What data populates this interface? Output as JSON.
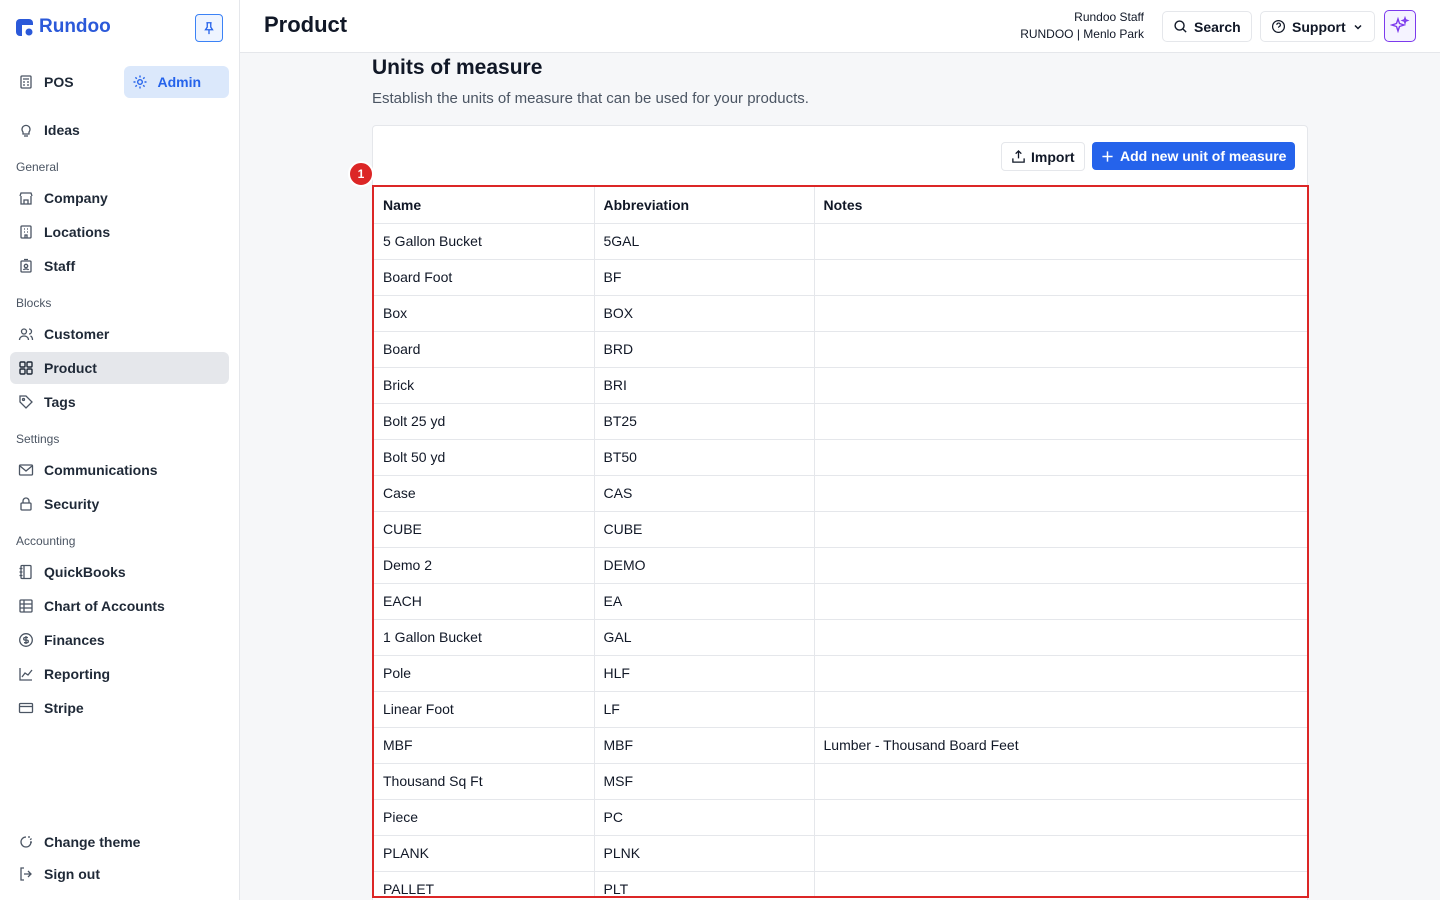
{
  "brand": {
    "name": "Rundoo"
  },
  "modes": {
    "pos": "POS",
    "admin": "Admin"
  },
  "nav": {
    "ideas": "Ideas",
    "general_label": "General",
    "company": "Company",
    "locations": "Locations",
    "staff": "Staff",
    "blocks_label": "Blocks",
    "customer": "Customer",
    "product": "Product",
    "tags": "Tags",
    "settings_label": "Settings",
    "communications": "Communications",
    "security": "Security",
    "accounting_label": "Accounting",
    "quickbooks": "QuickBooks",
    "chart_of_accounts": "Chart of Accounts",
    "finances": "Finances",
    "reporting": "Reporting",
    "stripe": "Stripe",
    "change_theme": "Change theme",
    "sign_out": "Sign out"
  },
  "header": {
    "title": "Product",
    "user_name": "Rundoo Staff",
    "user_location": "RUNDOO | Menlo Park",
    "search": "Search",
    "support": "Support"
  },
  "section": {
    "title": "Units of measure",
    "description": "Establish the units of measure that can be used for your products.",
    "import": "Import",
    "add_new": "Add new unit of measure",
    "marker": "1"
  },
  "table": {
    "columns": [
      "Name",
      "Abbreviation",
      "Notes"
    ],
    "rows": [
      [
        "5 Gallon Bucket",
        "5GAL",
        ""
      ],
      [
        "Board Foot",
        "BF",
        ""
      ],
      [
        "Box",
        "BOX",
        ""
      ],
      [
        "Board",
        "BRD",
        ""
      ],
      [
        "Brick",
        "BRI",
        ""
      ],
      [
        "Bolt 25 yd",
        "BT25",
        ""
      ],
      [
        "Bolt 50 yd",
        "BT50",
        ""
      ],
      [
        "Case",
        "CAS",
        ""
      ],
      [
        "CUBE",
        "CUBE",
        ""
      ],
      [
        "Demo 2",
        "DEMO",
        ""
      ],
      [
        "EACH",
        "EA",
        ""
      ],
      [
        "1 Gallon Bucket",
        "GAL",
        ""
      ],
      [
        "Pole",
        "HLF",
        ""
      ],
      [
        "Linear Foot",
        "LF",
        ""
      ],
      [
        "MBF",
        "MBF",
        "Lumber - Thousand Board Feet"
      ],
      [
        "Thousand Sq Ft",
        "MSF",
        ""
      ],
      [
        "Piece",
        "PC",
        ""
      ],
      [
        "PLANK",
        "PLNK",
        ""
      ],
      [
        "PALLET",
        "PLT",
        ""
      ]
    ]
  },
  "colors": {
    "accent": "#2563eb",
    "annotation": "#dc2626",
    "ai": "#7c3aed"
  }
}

+ + + + +

▸ THE REQUEST
All of the material above should be reproduced exactly, except the pictures.

▸ FINAL RESULT
What data populates this interface? Output as JSON.
{
  "brand": {
    "name": "Rundoo"
  },
  "modes": {
    "pos": "POS",
    "admin": "Admin"
  },
  "nav": {
    "ideas": "Ideas",
    "general_label": "General",
    "company": "Company",
    "locations": "Locations",
    "staff": "Staff",
    "blocks_label": "Blocks",
    "customer": "Customer",
    "product": "Product",
    "tags": "Tags",
    "settings_label": "Settings",
    "communications": "Communications",
    "security": "Security",
    "accounting_label": "Accounting",
    "quickbooks": "QuickBooks",
    "chart_of_accounts": "Chart of Accounts",
    "finances": "Finances",
    "reporting": "Reporting",
    "stripe": "Stripe",
    "change_theme": "Change theme",
    "sign_out": "Sign out"
  },
  "header": {
    "title": "Product",
    "user_name": "Rundoo Staff",
    "user_location": "RUNDOO | Menlo Park",
    "search": "Search",
    "support": "Support"
  },
  "section": {
    "title": "Units of measure",
    "description": "Establish the units of measure that can be used for your products.",
    "import": "Import",
    "add_new": "Add new unit of measure",
    "marker": "1"
  },
  "table": {
    "columns": [
      "Name",
      "Abbreviation",
      "Notes"
    ],
    "rows": [
      [
        "5 Gallon Bucket",
        "5GAL",
        ""
      ],
      [
        "Board Foot",
        "BF",
        ""
      ],
      [
        "Box",
        "BOX",
        ""
      ],
      [
        "Board",
        "BRD",
        ""
      ],
      [
        "Brick",
        "BRI",
        ""
      ],
      [
        "Bolt 25 yd",
        "BT25",
        ""
      ],
      [
        "Bolt 50 yd",
        "BT50",
        ""
      ],
      [
        "Case",
        "CAS",
        ""
      ],
      [
        "CUBE",
        "CUBE",
        ""
      ],
      [
        "Demo 2",
        "DEMO",
        ""
      ],
      [
        "EACH",
        "EA",
        ""
      ],
      [
        "1 Gallon Bucket",
        "GAL",
        ""
      ],
      [
        "Pole",
        "HLF",
        ""
      ],
      [
        "Linear Foot",
        "LF",
        ""
      ],
      [
        "MBF",
        "MBF",
        "Lumber - Thousand Board Feet"
      ],
      [
        "Thousand Sq Ft",
        "MSF",
        ""
      ],
      [
        "Piece",
        "PC",
        ""
      ],
      [
        "PLANK",
        "PLNK",
        ""
      ],
      [
        "PALLET",
        "PLT",
        ""
      ]
    ]
  },
  "colors": {
    "accent": "#2563eb",
    "annotation": "#dc2626",
    "ai": "#7c3aed"
  }
}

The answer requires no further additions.